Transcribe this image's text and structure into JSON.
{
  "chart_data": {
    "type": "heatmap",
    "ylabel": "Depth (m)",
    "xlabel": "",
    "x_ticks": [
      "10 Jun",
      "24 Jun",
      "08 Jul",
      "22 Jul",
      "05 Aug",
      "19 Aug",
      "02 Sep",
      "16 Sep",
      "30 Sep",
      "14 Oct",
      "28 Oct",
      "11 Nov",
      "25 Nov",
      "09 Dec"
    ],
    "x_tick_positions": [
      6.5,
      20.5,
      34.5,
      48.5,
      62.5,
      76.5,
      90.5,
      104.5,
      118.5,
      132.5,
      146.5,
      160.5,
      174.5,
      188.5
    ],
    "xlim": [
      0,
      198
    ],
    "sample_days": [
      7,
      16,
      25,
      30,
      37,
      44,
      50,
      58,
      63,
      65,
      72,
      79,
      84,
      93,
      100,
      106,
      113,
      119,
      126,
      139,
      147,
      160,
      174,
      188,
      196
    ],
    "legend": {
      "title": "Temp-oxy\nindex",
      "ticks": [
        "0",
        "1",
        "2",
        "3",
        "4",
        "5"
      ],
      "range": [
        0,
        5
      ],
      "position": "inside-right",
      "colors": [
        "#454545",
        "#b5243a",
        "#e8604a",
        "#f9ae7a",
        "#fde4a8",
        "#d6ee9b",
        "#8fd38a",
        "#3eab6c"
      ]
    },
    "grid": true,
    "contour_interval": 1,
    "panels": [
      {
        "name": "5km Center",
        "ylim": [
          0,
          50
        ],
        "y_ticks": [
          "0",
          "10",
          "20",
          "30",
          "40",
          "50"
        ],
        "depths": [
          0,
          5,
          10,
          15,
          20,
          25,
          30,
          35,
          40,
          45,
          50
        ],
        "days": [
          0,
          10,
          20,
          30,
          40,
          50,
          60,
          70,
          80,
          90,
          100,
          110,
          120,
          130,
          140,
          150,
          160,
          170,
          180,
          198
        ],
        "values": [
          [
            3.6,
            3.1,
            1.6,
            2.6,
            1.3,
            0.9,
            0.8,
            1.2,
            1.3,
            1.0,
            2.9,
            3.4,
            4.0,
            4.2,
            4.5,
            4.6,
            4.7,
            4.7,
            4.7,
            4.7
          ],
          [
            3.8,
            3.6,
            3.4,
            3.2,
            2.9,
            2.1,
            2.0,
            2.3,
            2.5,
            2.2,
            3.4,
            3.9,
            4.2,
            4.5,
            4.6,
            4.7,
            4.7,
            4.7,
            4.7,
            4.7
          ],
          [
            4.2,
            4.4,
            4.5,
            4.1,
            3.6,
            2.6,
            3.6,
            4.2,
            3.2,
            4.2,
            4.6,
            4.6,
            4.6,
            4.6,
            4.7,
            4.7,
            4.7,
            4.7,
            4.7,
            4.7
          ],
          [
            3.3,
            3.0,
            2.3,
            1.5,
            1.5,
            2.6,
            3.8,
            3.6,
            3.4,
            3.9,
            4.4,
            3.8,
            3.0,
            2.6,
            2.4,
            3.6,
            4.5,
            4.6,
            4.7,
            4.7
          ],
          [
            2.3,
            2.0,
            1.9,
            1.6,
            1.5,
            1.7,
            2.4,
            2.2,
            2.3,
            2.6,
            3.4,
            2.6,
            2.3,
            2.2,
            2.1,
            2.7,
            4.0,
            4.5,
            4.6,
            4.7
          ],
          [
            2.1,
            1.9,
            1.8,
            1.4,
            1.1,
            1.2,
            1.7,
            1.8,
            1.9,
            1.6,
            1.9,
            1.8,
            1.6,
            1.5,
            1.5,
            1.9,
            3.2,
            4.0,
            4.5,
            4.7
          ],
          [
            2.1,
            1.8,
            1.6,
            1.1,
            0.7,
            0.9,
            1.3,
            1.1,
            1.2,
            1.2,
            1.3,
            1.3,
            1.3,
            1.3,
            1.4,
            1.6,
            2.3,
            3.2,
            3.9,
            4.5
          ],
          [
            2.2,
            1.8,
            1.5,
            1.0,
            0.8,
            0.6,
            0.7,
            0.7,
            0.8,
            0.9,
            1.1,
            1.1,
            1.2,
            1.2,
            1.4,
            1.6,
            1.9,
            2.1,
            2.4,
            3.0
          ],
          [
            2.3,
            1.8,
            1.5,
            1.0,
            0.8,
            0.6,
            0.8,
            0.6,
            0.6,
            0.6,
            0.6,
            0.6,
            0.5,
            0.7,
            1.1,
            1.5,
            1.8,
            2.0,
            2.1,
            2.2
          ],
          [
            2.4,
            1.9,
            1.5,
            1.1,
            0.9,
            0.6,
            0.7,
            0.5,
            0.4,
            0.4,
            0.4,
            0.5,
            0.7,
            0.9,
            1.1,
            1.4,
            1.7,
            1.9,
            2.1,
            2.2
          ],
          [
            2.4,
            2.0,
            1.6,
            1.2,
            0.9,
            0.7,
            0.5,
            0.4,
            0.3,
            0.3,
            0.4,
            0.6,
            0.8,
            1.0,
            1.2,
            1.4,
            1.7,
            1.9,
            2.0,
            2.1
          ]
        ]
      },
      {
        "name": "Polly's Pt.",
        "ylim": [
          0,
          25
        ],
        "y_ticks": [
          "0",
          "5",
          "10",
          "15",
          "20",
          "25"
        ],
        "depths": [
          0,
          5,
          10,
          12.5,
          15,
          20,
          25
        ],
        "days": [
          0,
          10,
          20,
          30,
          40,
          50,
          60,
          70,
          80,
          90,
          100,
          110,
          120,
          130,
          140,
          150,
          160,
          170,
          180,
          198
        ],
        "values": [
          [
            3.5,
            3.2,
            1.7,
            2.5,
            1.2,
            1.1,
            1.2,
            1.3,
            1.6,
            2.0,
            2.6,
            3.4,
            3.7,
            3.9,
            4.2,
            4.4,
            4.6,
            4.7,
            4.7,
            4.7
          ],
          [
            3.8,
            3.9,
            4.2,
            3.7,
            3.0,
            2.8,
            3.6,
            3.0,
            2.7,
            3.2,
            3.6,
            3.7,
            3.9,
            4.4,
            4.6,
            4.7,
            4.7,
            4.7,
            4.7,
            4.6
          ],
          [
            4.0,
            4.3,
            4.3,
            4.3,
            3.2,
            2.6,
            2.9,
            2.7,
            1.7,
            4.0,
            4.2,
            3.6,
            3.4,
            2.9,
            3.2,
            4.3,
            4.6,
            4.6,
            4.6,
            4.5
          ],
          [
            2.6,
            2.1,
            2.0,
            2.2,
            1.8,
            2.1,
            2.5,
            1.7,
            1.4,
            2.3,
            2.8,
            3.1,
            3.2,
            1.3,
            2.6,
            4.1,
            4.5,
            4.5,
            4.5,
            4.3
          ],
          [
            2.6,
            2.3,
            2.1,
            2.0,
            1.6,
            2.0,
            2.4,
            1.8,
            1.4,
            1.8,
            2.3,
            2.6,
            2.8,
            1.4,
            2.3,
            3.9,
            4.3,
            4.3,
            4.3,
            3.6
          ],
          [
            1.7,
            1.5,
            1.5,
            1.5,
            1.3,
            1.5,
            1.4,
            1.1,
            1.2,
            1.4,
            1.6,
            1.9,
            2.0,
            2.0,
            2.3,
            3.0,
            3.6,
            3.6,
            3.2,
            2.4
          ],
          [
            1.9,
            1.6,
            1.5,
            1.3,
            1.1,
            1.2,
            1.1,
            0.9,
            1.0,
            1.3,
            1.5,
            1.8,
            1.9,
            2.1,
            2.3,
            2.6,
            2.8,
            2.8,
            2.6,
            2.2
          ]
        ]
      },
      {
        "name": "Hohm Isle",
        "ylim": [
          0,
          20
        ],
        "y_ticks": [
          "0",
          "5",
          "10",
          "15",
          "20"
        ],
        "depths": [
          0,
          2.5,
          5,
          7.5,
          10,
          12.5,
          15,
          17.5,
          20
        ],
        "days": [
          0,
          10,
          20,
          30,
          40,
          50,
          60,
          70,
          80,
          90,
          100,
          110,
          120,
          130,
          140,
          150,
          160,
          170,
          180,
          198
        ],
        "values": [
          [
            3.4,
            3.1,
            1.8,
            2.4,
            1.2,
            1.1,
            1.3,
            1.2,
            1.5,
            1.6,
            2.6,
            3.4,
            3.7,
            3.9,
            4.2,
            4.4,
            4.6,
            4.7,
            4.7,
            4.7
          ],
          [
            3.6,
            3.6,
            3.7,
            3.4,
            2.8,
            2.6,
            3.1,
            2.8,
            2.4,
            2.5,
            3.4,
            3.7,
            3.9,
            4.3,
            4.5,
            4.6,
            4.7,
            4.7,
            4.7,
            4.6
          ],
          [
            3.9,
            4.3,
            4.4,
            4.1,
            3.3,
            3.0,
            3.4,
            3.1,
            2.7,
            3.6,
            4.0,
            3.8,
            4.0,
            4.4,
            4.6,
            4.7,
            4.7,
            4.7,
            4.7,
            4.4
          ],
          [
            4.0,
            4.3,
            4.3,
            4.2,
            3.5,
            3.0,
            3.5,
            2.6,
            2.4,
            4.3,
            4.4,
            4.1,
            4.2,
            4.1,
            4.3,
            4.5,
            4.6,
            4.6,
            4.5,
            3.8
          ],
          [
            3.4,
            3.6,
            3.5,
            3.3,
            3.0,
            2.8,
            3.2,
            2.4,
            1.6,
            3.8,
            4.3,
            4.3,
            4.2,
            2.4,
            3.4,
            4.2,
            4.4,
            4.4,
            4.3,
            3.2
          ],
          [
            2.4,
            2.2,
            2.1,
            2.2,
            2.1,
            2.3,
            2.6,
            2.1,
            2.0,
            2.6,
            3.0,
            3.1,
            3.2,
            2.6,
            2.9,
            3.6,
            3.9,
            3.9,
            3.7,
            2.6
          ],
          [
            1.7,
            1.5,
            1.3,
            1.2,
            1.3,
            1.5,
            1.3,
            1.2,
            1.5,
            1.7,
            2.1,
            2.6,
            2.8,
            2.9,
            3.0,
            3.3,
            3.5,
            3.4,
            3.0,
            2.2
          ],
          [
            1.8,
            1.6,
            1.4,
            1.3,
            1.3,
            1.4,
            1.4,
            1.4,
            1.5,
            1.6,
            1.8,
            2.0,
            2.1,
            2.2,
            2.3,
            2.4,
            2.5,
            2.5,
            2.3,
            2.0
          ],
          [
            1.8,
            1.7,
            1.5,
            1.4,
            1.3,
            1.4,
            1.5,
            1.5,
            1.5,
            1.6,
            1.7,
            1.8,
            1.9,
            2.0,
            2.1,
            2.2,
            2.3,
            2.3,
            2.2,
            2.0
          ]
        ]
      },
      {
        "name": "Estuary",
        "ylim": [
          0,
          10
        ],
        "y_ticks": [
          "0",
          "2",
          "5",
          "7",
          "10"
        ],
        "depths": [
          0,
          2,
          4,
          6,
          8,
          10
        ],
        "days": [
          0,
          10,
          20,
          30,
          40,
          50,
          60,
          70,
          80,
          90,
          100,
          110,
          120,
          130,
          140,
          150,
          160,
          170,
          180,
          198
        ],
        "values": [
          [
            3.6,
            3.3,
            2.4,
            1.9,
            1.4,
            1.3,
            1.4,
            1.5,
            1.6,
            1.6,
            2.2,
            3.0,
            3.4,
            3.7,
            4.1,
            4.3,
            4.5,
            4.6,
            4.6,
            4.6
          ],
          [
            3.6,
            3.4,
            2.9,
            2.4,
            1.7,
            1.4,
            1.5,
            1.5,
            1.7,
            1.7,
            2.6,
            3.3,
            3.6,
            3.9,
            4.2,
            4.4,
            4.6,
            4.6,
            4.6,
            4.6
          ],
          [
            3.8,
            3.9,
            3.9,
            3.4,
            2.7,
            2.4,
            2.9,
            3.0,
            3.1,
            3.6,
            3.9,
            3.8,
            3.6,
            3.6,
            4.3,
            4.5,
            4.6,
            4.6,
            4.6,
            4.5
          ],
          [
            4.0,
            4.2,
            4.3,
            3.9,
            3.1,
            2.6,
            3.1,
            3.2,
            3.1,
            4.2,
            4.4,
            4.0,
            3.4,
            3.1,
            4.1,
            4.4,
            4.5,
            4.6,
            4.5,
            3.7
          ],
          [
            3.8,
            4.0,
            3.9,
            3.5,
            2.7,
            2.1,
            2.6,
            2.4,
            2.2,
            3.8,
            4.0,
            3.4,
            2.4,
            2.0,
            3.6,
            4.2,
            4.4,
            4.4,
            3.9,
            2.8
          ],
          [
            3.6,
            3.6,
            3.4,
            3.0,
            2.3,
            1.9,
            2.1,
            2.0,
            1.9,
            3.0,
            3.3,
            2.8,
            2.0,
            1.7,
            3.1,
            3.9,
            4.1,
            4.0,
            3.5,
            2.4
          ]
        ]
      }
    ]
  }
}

--- --- ---

The exercise: Within the listing above, find every line containing the string "name" and return it.

Solution to this exercise:
        "name": "5km Center",
        "name": "Polly's Pt.",
        "name": "Hohm Isle",
        "name": "Estuary",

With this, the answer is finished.